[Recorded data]
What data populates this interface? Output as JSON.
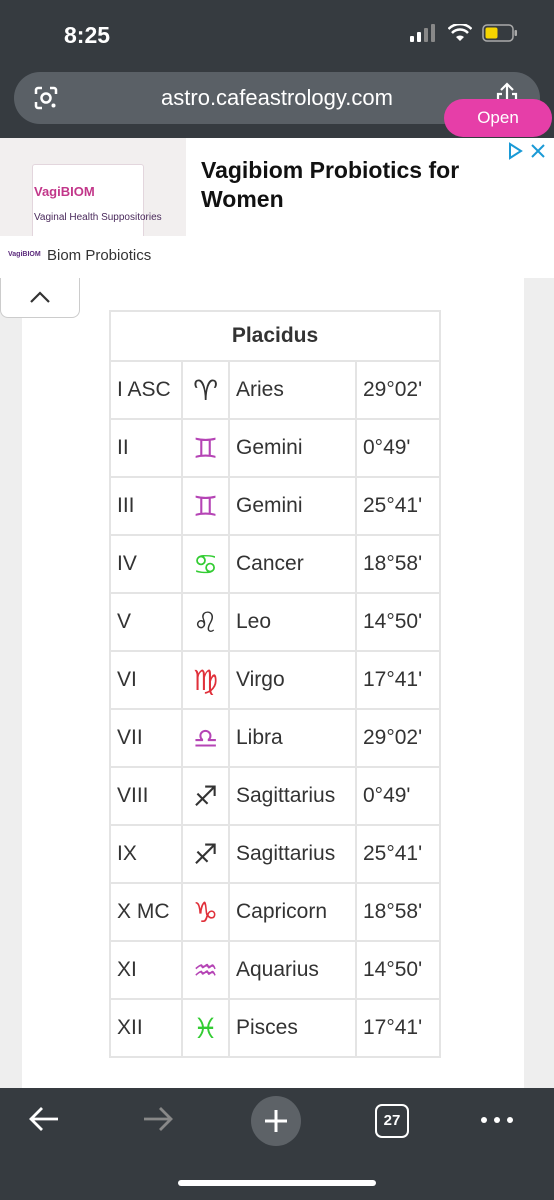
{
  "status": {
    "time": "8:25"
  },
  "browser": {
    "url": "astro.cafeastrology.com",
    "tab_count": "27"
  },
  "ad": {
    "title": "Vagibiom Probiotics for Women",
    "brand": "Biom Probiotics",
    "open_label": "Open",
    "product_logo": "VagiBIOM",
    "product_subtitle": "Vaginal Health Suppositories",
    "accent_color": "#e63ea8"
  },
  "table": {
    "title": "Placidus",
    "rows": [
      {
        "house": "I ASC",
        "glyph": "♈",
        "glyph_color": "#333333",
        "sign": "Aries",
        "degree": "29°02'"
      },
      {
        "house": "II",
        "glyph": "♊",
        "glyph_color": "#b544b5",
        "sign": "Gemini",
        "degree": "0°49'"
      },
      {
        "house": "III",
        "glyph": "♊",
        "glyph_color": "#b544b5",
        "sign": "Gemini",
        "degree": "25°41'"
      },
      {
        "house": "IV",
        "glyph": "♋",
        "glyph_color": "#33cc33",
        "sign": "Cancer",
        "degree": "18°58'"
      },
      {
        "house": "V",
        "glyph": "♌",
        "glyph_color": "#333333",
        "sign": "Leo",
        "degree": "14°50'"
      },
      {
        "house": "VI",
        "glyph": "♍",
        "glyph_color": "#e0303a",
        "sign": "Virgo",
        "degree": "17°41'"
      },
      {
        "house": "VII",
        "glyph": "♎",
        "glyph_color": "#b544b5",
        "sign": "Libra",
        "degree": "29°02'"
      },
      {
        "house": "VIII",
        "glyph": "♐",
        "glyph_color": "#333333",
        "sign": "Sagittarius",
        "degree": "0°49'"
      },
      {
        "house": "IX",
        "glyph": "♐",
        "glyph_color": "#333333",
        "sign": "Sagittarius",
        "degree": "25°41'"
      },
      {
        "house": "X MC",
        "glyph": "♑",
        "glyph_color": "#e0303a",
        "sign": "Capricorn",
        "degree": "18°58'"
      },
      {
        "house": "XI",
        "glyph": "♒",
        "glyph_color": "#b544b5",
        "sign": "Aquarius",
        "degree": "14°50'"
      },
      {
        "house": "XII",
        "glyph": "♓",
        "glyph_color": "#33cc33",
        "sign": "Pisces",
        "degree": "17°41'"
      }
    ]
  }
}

## Aim
Check every line of the data above for the string "house", and copy those that have it.

## Result below
        "house": "I ASC",
        "house": "II",
        "house": "III",
        "house": "IV",
        "house": "V",
        "house": "VI",
        "house": "VII",
        "house": "VIII",
        "house": "IX",
        "house": "X MC",
        "house": "XI",
        "house": "XII",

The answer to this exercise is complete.